◆ SHORT TASK:
With the images removed, repeat the data below exactly.

Stored items
###
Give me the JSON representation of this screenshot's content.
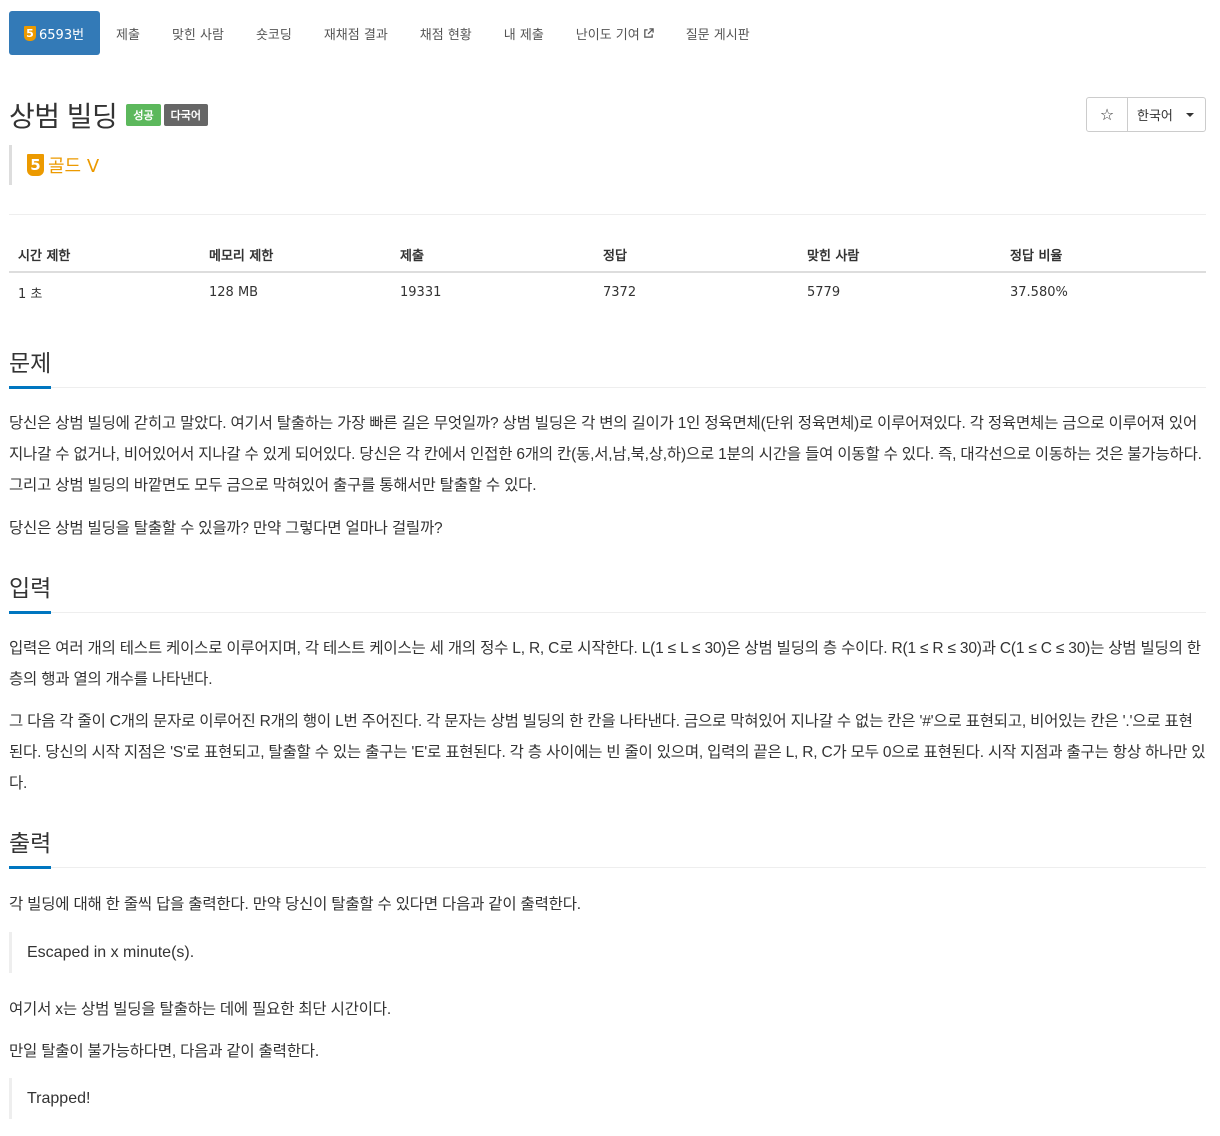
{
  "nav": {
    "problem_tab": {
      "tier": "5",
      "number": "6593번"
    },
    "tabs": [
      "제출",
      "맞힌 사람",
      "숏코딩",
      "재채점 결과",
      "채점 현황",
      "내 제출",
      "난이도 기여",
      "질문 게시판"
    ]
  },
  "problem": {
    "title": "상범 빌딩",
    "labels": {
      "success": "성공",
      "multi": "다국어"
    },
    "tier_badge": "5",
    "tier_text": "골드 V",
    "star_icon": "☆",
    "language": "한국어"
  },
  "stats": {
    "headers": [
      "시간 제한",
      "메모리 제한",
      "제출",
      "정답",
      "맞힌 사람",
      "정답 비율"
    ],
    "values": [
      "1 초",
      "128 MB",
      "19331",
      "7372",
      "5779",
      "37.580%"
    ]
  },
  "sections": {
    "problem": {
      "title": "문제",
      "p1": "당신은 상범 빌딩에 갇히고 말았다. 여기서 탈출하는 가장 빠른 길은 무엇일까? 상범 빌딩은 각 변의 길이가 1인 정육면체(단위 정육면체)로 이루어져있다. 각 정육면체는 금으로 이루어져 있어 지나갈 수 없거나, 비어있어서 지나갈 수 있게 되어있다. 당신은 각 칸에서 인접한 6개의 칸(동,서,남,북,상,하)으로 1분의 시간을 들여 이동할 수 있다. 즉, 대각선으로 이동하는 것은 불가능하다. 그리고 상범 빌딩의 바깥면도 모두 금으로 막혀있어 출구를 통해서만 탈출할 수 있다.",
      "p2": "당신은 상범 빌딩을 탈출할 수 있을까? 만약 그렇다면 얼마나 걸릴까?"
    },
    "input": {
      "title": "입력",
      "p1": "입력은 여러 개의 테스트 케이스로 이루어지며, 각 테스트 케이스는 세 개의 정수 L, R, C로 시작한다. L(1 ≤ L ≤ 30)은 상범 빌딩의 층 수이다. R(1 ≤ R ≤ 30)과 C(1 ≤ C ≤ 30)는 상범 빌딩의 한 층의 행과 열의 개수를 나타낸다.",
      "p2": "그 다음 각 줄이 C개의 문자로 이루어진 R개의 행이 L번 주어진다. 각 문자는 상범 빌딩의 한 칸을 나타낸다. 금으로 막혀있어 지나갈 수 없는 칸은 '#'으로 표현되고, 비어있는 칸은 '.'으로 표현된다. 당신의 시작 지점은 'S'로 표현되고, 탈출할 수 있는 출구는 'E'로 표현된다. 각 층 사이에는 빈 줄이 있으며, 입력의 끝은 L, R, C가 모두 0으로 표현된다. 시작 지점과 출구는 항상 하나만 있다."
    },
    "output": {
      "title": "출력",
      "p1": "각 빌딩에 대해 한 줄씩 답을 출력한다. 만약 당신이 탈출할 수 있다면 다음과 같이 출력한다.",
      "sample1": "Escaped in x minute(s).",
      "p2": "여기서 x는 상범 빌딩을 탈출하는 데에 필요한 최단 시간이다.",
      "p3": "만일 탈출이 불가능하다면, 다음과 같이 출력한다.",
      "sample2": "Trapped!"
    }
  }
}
###
◆ ANSWER TO THIS EXERCISE:
Give me the JSON representation of this screenshot's content.
{
  "nav": {
    "problem_tab": {
      "tier": "5",
      "number": "6593번"
    },
    "tabs": [
      "제출",
      "맞힌 사람",
      "숏코딩",
      "재채점 결과",
      "채점 현황",
      "내 제출",
      "난이도 기여",
      "질문 게시판"
    ]
  },
  "problem": {
    "title": "상범 빌딩",
    "labels": {
      "success": "성공",
      "multi": "다국어"
    },
    "tier_badge": "5",
    "tier_text": "골드 V",
    "star_icon": "☆",
    "language": "한국어"
  },
  "stats": {
    "headers": [
      "시간 제한",
      "메모리 제한",
      "제출",
      "정답",
      "맞힌 사람",
      "정답 비율"
    ],
    "values": [
      "1 초",
      "128 MB",
      "19331",
      "7372",
      "5779",
      "37.580%"
    ]
  },
  "sections": {
    "problem": {
      "title": "문제",
      "p1": "당신은 상범 빌딩에 갇히고 말았다. 여기서 탈출하는 가장 빠른 길은 무엇일까? 상범 빌딩은 각 변의 길이가 1인 정육면체(단위 정육면체)로 이루어져있다. 각 정육면체는 금으로 이루어져 있어 지나갈 수 없거나, 비어있어서 지나갈 수 있게 되어있다. 당신은 각 칸에서 인접한 6개의 칸(동,서,남,북,상,하)으로 1분의 시간을 들여 이동할 수 있다. 즉, 대각선으로 이동하는 것은 불가능하다. 그리고 상범 빌딩의 바깥면도 모두 금으로 막혀있어 출구를 통해서만 탈출할 수 있다.",
      "p2": "당신은 상범 빌딩을 탈출할 수 있을까? 만약 그렇다면 얼마나 걸릴까?"
    },
    "input": {
      "title": "입력",
      "p1": "입력은 여러 개의 테스트 케이스로 이루어지며, 각 테스트 케이스는 세 개의 정수 L, R, C로 시작한다. L(1 ≤ L ≤ 30)은 상범 빌딩의 층 수이다. R(1 ≤ R ≤ 30)과 C(1 ≤ C ≤ 30)는 상범 빌딩의 한 층의 행과 열의 개수를 나타낸다.",
      "p2": "그 다음 각 줄이 C개의 문자로 이루어진 R개의 행이 L번 주어진다. 각 문자는 상범 빌딩의 한 칸을 나타낸다. 금으로 막혀있어 지나갈 수 없는 칸은 '#'으로 표현되고, 비어있는 칸은 '.'으로 표현된다. 당신의 시작 지점은 'S'로 표현되고, 탈출할 수 있는 출구는 'E'로 표현된다. 각 층 사이에는 빈 줄이 있으며, 입력의 끝은 L, R, C가 모두 0으로 표현된다. 시작 지점과 출구는 항상 하나만 있다."
    },
    "output": {
      "title": "출력",
      "p1": "각 빌딩에 대해 한 줄씩 답을 출력한다. 만약 당신이 탈출할 수 있다면 다음과 같이 출력한다.",
      "sample1": "Escaped in x minute(s).",
      "p2": "여기서 x는 상범 빌딩을 탈출하는 데에 필요한 최단 시간이다.",
      "p3": "만일 탈출이 불가능하다면, 다음과 같이 출력한다.",
      "sample2": "Trapped!"
    }
  }
}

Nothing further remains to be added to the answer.